> [Set task]: Write out the records that appear below, verbatim and complete, but without pictures.

> [Source material]:
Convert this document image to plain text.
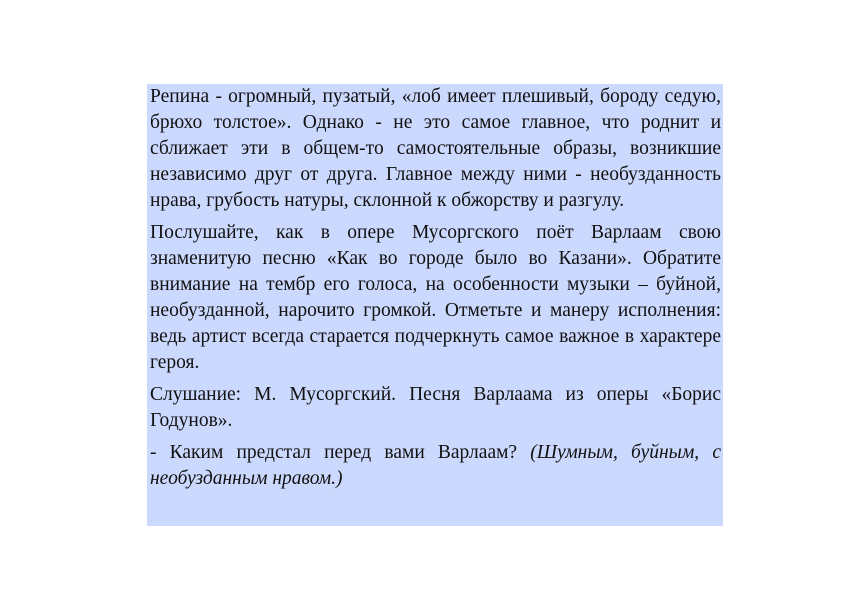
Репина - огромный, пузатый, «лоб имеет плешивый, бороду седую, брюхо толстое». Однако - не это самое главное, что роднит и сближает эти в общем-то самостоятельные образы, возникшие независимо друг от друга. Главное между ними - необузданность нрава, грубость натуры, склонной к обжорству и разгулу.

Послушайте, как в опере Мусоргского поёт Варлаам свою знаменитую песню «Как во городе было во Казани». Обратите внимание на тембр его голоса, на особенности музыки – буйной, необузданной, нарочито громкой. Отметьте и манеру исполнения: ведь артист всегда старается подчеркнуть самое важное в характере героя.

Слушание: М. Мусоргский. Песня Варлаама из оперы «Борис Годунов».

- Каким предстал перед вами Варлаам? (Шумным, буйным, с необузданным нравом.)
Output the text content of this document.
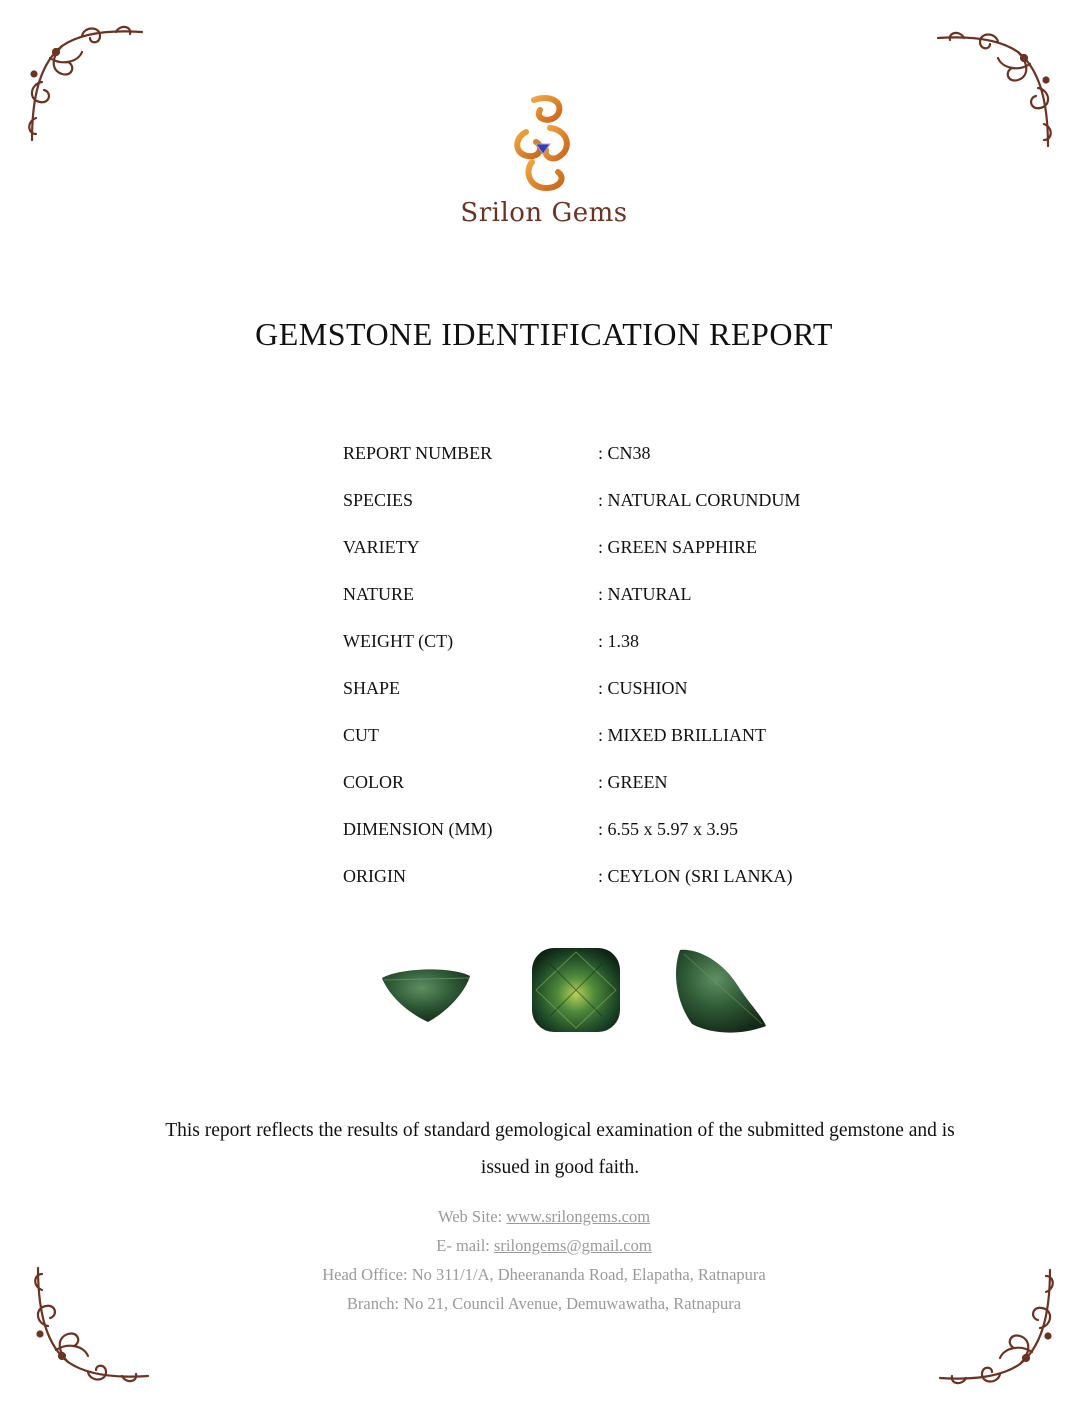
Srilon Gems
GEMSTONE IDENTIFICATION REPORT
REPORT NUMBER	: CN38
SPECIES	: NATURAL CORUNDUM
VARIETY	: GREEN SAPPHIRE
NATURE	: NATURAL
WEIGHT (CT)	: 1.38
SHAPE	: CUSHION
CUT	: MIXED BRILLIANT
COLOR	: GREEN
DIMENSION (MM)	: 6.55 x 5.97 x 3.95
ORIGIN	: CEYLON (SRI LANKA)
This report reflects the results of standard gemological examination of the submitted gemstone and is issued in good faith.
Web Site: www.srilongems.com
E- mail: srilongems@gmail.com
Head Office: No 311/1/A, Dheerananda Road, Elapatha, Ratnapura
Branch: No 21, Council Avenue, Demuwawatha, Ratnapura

> [Response below]:
Convert this document image to plain text.
Репина - огромный, пузатый, «лоб имеет плешивый, бороду седую, брюхо толстое». Однако - не это самое главное, что роднит и сближает эти в общем-то самостоятельные образы, возникшие независимо друг от друга. Главное между ними - необузданность нрава, грубость натуры, склонной к обжорству и разгулу.

Послушайте, как в опере Мусоргского поёт Варлаам свою знаменитую песню «Как во городе было во Казани». Обратите внимание на тембр его голоса, на особенности музыки – буйной, необузданной, нарочито громкой. Отметьте и манеру исполнения: ведь артист всегда старается подчеркнуть самое важное в характере героя.

Слушание: М. Мусоргский. Песня Варлаама из оперы «Борис Годунов».

- Каким предстал перед вами Варлаам? (Шумным, буйным, с необузданным нравом.)
Output the text content of this document.
Srilon Gems
GEMSTONE IDENTIFICATION REPORT
REPORT NUMBER	: CN38
SPECIES	: NATURAL CORUNDUM
VARIETY	: GREEN SAPPHIRE
NATURE	: NATURAL
WEIGHT (CT)	: 1.38
SHAPE	: CUSHION
CUT	: MIXED BRILLIANT
COLOR	: GREEN
DIMENSION (MM)	: 6.55 x 5.97 x 3.95
ORIGIN	: CEYLON (SRI LANKA)
This report reflects the results of standard gemological examination of the submitted gemstone and is issued in good faith.
Web Site: www.srilongems.com
E- mail: srilongems@gmail.com
Head Office: No 311/1/A, Dheerananda Road, Elapatha, Ratnapura
Branch: No 21, Council Avenue, Demuwawatha, Ratnapura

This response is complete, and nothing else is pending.